#### [Supplied records]

● ● ● ●

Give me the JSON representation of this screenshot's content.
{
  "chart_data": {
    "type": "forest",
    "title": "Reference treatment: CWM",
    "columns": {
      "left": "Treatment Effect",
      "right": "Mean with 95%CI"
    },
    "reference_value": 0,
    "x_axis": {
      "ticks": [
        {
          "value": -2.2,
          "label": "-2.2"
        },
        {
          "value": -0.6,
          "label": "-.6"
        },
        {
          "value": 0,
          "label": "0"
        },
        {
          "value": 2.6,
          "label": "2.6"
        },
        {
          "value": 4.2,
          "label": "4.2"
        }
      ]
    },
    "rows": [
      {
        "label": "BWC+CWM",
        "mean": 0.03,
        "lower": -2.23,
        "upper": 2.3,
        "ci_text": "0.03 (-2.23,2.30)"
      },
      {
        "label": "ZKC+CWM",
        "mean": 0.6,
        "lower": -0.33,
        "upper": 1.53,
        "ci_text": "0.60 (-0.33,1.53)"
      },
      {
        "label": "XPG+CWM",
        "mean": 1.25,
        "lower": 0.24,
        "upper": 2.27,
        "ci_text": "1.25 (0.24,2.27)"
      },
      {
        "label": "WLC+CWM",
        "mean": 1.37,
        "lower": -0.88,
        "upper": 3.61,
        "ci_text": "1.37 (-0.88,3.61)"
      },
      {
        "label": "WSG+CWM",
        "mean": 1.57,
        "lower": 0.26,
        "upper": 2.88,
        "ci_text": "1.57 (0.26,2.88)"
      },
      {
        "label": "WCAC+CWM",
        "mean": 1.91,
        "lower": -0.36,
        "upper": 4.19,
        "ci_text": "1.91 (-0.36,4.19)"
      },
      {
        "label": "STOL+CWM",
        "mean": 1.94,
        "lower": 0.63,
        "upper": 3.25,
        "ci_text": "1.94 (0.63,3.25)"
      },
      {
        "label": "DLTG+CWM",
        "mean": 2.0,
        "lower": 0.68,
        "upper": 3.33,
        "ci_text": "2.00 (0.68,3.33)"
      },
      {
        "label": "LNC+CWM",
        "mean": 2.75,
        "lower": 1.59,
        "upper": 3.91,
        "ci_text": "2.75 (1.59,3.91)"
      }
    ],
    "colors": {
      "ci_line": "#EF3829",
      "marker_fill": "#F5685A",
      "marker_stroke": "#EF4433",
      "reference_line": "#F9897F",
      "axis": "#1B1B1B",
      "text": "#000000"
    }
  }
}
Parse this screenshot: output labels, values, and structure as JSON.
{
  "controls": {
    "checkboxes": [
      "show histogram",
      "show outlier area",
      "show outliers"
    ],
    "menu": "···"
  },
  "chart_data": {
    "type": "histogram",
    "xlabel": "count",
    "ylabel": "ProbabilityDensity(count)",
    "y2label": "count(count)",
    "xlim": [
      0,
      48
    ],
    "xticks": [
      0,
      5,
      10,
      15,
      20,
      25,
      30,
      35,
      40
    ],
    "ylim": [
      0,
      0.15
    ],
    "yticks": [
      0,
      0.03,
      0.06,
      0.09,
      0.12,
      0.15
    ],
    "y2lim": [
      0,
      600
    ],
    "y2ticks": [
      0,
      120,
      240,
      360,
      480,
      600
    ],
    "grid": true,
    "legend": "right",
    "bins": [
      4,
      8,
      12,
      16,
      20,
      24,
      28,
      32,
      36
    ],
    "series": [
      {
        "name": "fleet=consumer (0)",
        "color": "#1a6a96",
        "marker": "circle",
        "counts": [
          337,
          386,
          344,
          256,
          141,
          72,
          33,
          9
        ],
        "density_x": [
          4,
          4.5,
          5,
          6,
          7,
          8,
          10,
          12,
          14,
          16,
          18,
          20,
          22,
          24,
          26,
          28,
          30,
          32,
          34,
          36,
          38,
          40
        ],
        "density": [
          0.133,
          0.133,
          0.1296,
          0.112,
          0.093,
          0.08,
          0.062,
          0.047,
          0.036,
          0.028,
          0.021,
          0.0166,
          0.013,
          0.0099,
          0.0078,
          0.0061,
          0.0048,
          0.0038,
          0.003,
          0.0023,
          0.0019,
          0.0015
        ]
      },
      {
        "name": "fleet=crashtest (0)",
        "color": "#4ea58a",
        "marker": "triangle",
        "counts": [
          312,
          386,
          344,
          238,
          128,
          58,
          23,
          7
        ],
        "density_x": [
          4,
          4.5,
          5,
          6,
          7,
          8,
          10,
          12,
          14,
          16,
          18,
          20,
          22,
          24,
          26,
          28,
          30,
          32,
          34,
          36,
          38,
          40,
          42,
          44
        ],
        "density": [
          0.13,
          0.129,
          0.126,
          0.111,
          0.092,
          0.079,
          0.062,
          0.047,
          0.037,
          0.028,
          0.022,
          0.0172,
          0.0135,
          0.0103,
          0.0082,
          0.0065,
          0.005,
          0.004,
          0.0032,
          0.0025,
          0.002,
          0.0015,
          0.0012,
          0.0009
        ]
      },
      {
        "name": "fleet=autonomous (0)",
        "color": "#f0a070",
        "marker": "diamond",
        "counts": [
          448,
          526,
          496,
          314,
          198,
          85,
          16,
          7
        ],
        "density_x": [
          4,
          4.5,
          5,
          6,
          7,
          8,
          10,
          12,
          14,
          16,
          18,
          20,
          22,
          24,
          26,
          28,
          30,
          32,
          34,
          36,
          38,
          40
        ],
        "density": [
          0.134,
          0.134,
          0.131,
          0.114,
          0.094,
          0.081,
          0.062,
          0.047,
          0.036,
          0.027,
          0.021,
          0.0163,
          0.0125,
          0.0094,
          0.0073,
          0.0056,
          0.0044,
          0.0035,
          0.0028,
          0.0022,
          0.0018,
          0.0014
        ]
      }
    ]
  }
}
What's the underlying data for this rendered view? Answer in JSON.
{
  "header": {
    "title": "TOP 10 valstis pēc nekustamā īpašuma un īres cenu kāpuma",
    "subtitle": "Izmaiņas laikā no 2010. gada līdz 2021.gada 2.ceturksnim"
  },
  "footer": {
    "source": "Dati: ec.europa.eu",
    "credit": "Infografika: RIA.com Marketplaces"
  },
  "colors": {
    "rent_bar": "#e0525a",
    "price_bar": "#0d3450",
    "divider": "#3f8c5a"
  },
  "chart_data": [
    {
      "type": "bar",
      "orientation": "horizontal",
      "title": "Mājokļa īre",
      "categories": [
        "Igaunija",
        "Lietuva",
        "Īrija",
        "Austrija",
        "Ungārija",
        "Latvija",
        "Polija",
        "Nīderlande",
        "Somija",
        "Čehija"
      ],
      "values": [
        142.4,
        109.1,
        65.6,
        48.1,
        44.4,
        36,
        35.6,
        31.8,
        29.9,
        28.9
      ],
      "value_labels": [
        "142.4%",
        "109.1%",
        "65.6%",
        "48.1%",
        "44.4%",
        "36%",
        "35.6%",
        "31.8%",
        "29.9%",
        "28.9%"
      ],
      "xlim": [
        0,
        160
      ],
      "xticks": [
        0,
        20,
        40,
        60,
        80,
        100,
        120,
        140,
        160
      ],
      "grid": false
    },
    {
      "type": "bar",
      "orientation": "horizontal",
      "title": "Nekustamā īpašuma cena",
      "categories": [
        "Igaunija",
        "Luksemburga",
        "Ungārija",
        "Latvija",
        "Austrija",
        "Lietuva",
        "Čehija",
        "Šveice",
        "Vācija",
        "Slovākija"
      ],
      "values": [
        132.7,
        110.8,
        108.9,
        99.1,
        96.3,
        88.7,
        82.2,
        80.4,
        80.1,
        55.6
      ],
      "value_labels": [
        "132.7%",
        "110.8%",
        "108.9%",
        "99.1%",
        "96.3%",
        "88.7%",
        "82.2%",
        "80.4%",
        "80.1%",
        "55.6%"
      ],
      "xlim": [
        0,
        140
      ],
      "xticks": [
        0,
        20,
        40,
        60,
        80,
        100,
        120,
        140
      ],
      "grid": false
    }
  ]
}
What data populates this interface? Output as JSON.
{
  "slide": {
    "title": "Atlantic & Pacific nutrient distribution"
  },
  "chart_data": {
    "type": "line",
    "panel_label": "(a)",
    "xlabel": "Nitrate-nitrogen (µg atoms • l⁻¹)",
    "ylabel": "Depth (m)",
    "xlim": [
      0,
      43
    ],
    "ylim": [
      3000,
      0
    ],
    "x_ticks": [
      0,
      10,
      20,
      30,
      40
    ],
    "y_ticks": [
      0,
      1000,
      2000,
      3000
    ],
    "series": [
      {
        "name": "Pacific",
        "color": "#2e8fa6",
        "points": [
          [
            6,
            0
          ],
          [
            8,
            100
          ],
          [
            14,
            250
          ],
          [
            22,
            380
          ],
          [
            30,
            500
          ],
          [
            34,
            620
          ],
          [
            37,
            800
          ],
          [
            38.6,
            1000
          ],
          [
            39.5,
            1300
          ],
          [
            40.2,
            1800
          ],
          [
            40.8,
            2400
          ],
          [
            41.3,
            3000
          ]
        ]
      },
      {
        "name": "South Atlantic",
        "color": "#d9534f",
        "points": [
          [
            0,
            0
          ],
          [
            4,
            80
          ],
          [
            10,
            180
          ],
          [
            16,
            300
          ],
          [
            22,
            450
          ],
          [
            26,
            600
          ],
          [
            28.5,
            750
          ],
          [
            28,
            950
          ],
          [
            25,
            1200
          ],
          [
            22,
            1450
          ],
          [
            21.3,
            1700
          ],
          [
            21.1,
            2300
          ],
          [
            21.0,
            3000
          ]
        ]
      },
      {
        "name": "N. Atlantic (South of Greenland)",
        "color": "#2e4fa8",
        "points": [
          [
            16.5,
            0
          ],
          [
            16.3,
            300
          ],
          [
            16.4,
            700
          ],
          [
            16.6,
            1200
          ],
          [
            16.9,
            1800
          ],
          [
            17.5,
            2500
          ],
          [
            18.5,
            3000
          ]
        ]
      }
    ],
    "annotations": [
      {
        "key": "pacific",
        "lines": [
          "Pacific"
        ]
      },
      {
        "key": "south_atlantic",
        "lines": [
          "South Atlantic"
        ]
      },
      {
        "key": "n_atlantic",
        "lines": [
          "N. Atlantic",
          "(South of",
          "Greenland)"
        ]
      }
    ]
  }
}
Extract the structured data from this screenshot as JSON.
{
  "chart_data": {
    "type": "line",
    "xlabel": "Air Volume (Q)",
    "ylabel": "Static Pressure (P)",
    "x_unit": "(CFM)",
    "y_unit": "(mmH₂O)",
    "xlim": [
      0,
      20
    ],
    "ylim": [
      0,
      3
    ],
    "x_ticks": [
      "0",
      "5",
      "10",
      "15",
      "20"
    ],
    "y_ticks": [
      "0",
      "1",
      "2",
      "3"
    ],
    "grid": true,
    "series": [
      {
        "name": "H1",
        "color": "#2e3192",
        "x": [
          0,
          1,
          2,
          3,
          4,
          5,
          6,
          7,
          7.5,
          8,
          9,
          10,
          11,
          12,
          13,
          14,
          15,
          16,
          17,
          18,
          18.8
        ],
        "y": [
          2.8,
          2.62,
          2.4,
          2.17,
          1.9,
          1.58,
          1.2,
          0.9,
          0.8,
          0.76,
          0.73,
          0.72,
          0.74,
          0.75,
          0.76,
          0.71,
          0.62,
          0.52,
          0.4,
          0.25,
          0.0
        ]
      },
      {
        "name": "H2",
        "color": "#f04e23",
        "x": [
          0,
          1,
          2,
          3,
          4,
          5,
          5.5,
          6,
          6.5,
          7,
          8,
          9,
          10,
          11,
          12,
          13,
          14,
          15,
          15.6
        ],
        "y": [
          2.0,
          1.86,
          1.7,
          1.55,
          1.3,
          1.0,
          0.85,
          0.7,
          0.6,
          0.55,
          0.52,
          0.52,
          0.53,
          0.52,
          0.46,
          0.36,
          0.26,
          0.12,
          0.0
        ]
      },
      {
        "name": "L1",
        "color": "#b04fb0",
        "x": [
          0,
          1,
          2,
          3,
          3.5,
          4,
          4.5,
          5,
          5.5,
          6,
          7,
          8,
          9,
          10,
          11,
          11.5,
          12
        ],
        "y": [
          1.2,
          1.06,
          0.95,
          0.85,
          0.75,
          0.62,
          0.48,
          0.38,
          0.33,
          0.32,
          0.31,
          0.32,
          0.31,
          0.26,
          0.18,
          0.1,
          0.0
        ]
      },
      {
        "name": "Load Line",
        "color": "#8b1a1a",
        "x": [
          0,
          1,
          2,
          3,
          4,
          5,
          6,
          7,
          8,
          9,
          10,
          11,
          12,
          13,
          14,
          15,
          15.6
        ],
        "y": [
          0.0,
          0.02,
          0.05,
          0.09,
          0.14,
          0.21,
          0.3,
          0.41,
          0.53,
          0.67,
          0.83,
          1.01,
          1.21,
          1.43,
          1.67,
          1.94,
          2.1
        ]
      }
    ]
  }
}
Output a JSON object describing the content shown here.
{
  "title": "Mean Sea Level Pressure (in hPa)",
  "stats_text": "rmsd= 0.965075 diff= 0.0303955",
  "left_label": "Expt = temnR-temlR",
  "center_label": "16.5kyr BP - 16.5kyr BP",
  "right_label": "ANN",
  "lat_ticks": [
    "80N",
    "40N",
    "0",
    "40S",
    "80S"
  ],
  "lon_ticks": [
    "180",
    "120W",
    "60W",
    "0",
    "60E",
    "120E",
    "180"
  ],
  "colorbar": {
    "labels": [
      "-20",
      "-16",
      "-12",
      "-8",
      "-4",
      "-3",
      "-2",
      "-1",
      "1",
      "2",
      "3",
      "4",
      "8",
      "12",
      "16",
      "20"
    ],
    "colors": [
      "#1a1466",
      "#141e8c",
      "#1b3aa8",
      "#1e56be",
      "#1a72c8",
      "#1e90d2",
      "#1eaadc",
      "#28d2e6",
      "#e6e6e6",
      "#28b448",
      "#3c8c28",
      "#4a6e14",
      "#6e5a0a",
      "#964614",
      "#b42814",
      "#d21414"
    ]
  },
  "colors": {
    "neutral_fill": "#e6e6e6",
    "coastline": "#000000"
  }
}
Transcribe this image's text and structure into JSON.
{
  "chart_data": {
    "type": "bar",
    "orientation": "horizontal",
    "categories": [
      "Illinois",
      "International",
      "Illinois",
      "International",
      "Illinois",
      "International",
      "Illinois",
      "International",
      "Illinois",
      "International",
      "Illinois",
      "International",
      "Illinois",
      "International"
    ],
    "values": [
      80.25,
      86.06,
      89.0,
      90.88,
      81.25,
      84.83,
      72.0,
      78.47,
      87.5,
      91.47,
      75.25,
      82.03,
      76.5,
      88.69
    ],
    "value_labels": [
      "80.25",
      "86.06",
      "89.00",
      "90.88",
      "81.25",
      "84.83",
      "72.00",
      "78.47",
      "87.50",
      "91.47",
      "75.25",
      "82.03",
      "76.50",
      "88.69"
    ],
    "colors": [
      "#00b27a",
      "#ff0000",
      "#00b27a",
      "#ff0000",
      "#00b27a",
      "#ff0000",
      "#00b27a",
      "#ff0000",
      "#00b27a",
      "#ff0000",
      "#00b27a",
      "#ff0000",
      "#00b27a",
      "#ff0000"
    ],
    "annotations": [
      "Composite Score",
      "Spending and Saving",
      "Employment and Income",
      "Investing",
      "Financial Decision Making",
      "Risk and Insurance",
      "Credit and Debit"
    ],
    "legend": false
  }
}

● ● ● ●

#### [Required work]
Filter the data, keeping only the lines that contain "What".

#### [The reply]
What's the underlying data for this rendered view? Answer in JSON.
What data populates this interface? Output as JSON.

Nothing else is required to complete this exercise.